# What the task asks:
Pick out all lines in the listing holding the string "связано" and copy them.

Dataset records
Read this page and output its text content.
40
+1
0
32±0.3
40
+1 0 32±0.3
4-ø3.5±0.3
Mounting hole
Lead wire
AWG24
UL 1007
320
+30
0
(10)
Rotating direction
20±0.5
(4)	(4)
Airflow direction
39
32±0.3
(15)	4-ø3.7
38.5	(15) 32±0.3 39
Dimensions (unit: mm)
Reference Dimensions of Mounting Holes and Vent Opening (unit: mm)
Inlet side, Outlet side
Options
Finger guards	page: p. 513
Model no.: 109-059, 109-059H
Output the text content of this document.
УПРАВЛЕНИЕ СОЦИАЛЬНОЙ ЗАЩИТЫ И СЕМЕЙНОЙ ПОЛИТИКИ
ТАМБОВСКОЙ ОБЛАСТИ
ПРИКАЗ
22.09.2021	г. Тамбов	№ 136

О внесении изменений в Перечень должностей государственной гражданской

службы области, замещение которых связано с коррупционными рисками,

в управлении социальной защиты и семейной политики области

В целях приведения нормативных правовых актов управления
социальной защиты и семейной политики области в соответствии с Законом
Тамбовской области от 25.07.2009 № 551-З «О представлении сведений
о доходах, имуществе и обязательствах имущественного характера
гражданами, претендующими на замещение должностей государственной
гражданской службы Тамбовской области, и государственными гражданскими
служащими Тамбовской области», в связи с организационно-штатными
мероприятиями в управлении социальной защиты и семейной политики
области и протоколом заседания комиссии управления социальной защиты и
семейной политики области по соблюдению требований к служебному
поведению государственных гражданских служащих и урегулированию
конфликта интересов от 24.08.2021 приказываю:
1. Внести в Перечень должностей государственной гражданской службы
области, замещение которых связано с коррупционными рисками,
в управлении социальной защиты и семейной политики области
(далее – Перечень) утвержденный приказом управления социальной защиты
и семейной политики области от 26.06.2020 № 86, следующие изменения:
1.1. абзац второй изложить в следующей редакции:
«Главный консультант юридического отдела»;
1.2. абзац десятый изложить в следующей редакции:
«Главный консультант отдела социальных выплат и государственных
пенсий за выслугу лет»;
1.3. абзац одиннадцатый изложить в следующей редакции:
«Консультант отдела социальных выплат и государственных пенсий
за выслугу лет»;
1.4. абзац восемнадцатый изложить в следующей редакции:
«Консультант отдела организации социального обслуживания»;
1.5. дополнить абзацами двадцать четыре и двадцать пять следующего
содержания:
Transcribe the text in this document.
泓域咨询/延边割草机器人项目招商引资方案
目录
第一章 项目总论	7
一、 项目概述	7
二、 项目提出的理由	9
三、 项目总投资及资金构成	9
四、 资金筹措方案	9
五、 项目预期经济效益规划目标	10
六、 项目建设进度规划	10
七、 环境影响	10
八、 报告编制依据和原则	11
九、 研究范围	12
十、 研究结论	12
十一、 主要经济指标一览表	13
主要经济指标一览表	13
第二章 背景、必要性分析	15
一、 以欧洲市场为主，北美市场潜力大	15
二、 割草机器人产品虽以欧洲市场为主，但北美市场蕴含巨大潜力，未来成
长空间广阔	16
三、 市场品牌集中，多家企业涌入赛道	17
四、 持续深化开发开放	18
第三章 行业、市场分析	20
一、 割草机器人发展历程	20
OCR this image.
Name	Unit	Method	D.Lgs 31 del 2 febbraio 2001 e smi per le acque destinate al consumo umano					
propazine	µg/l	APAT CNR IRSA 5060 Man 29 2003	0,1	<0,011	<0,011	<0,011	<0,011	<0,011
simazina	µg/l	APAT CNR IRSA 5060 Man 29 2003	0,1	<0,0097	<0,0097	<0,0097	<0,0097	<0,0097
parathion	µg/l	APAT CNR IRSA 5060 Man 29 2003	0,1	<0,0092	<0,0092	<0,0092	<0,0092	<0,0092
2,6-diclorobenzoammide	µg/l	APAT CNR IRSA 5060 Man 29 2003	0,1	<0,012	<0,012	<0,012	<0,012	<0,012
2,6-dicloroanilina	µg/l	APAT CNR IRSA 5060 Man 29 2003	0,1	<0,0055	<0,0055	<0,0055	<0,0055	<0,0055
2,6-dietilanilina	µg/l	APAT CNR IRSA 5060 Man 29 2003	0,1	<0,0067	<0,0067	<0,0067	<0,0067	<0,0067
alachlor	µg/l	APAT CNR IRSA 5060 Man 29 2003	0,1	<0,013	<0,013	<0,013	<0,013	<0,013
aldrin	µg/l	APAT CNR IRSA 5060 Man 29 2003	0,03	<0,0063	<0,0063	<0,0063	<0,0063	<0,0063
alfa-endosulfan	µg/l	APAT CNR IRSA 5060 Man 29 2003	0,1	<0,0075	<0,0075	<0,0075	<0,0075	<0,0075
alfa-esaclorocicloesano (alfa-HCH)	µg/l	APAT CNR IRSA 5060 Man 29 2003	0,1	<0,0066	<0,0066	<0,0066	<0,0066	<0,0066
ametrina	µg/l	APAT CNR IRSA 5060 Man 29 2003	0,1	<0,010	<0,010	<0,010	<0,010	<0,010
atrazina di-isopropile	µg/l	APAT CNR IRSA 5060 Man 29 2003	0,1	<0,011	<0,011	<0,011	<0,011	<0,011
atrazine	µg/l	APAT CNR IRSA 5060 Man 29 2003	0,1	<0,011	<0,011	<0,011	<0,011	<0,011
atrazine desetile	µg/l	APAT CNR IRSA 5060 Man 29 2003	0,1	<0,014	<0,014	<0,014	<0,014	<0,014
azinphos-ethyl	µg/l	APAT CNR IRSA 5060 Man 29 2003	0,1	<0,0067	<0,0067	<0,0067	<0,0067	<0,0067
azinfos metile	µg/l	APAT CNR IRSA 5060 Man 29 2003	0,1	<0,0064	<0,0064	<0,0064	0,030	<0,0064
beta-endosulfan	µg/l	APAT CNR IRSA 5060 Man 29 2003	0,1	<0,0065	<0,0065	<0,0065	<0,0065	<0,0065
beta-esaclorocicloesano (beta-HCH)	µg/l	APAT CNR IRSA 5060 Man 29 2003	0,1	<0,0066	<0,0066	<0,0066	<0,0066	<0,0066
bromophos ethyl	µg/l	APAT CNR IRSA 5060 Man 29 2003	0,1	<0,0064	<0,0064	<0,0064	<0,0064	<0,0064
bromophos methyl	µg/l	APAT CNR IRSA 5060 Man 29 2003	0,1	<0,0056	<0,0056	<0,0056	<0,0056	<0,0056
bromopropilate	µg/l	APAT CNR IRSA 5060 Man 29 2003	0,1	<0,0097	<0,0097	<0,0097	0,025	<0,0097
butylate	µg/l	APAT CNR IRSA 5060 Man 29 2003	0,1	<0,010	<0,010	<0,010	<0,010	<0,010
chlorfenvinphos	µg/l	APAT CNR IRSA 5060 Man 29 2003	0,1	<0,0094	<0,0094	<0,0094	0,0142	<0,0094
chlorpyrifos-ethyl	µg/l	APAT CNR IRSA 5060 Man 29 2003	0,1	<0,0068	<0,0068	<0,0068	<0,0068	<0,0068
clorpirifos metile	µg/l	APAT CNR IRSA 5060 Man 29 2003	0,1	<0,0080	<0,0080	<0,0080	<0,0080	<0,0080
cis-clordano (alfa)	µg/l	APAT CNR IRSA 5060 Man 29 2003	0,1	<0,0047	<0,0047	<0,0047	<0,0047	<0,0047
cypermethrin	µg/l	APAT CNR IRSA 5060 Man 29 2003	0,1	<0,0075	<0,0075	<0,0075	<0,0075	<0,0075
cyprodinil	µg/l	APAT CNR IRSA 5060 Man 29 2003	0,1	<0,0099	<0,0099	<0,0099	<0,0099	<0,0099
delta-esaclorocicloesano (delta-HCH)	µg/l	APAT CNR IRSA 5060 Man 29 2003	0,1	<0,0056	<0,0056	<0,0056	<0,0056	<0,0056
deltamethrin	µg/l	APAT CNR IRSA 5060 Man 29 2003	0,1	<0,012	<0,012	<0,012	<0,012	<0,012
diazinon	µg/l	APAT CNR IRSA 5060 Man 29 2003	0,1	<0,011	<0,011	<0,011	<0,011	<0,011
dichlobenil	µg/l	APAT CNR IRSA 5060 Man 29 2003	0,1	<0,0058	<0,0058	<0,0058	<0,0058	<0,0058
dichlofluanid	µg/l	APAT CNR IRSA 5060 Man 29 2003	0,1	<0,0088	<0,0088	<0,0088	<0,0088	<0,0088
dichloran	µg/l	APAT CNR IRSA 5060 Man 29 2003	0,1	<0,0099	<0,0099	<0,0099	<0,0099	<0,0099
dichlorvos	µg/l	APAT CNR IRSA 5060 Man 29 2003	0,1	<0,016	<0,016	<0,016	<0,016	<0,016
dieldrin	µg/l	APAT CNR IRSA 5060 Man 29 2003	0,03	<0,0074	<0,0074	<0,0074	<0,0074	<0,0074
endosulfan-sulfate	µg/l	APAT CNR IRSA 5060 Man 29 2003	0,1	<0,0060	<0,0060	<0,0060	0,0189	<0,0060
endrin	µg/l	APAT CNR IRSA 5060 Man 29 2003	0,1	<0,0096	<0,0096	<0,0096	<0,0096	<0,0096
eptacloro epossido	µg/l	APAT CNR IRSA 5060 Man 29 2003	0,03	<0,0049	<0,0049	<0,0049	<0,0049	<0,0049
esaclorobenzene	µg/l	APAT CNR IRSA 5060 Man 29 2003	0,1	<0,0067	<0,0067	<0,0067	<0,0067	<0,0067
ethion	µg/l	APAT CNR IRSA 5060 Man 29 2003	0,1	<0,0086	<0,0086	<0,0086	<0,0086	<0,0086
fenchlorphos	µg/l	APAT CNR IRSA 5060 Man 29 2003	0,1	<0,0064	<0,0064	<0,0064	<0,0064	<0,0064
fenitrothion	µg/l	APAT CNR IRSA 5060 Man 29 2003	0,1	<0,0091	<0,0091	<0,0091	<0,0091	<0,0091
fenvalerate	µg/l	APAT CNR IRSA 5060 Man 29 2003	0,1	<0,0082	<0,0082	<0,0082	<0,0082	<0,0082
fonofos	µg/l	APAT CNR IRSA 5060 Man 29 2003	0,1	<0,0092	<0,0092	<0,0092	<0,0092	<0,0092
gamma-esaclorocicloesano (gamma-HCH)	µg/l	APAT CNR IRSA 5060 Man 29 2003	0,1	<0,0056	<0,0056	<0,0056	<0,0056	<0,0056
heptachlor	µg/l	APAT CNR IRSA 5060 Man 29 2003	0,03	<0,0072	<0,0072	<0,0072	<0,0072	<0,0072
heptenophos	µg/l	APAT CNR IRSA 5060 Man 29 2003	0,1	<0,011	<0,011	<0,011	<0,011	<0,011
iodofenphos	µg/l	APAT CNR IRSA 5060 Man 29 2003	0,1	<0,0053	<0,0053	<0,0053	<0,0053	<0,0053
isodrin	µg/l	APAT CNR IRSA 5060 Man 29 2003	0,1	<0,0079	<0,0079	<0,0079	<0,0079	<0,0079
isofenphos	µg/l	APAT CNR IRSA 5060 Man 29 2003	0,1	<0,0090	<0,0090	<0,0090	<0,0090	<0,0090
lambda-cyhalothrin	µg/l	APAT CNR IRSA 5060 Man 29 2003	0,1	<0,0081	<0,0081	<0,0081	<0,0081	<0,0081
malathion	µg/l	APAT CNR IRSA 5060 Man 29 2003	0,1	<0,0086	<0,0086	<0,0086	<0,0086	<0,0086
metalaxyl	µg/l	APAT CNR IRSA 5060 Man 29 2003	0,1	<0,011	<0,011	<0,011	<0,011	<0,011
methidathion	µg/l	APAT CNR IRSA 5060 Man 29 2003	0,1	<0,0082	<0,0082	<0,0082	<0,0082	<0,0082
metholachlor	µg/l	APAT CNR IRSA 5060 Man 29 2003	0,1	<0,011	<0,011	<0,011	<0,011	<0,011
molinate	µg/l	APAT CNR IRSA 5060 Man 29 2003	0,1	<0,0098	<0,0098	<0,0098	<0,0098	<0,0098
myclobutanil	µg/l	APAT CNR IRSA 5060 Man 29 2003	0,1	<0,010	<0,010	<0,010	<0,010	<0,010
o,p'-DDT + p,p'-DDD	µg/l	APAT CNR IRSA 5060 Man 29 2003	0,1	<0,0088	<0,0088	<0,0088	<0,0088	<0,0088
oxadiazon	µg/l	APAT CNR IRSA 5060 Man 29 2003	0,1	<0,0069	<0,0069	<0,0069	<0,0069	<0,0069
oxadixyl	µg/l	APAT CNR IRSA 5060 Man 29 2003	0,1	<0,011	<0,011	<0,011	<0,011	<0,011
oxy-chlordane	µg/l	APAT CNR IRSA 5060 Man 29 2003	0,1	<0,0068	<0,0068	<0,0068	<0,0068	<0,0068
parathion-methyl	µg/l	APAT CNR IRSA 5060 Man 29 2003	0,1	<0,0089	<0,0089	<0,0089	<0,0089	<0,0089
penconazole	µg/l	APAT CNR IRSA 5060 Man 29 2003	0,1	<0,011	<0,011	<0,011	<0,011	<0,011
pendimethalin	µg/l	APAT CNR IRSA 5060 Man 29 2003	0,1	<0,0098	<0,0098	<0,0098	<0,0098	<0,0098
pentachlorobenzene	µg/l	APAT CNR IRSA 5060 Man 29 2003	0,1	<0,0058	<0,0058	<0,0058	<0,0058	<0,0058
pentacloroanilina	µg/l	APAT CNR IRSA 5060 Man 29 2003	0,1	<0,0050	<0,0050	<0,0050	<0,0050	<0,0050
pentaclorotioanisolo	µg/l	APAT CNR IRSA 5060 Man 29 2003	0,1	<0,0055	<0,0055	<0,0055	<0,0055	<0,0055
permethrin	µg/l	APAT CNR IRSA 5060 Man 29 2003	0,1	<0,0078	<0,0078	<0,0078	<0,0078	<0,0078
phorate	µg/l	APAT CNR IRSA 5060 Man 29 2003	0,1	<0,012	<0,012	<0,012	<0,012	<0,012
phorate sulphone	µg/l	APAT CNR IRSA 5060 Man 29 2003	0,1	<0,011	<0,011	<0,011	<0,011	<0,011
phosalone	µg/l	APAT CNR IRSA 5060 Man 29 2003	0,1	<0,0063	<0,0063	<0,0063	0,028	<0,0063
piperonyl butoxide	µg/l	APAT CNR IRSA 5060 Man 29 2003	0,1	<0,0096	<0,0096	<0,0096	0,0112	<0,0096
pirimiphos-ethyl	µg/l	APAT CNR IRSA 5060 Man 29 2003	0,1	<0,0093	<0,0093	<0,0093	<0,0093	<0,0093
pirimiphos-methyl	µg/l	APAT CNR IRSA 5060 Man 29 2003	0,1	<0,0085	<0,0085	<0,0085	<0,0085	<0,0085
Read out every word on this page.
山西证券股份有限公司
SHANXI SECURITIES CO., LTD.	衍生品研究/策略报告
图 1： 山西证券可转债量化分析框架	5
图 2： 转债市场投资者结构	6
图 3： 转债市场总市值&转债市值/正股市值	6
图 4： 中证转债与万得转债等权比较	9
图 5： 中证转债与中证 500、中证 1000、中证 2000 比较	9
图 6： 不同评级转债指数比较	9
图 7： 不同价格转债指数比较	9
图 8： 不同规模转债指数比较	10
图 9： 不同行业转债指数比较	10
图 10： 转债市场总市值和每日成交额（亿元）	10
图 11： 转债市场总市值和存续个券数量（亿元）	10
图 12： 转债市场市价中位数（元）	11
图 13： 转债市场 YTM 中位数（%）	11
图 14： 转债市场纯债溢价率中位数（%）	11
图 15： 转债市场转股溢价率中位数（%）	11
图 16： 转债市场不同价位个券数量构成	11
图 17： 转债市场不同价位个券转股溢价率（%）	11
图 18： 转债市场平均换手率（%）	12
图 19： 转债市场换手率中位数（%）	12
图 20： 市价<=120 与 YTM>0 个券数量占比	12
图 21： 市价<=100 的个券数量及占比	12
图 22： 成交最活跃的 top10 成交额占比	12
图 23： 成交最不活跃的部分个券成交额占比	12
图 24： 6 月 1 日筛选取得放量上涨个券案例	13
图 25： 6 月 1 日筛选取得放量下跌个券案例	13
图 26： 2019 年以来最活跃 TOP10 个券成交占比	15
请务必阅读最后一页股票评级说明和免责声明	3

# Solution to this exercise:
службы области, замещение которых связано с коррупционными рисками,
области, замещение которых связано с коррупционными рисками,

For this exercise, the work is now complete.